> Task to carry out
Transcribe the listing below word for word.

> Records for processing
Start
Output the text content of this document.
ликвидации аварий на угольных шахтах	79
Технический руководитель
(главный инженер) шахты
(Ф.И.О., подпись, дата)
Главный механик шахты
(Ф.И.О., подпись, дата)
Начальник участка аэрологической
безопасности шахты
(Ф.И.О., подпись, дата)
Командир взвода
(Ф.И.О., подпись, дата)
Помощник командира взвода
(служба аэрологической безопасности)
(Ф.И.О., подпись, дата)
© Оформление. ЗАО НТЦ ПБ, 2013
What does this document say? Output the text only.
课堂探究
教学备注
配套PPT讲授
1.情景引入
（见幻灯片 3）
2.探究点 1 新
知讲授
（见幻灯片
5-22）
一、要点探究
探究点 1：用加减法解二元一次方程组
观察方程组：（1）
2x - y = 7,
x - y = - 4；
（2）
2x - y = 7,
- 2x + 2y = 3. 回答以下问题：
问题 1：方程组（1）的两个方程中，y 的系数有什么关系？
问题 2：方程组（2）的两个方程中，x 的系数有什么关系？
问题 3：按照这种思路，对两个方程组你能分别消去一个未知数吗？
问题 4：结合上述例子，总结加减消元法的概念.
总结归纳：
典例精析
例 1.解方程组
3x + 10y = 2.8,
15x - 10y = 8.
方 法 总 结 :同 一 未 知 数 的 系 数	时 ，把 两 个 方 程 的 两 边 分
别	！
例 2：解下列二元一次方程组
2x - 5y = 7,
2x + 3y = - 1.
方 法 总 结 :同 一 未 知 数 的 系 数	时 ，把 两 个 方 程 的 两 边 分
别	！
End
> Output for this exercise
Output the text content of this document.
ликвидации аварий на угольных шахтах	79
Технический руководитель
(главный инженер) шахты
(Ф.И.О., подпись, дата)
Главный механик шахты
(Ф.И.О., подпись, дата)
Начальник участка аэрологической
безопасности шахты
(Ф.И.О., подпись, дата)
Командир взвода
(Ф.И.О., подпись, дата)
Помощник командира взвода
(служба аэрологической безопасности)
(Ф.И.О., подпись, дата)
© Оформление. ЗАО НТЦ ПБ, 2013
What does this document say? Output the text only.
课堂探究
教学备注
配套PPT讲授
1.情景引入
（见幻灯片 3）
2.探究点 1 新
知讲授
（见幻灯片
5-22）
一、要点探究
探究点 1：用加减法解二元一次方程组
观察方程组：（1）
2x - y = 7,
x - y = - 4；
（2）
2x - y = 7,
- 2x + 2y = 3. 回答以下问题：
问题 1：方程组（1）的两个方程中，y 的系数有什么关系？
问题 2：方程组（2）的两个方程中，x 的系数有什么关系？
问题 3：按照这种思路，对两个方程组你能分别消去一个未知数吗？
问题 4：结合上述例子，总结加减消元法的概念.
总结归纳：
典例精析
例 1.解方程组
3x + 10y = 2.8,
15x - 10y = 8.
方 法 总 结 :同 一 未 知 数 的 系 数	时 ，把 两 个 方 程 的 两 边 分
别	！
例 2：解下列二元一次方程组
2x - 5y = 7,
2x + 3y = - 1.
方 法 总 结 :同 一 未 知 数 的 系 数	时 ，把 两 个 方 程 的 两 边 分
别	！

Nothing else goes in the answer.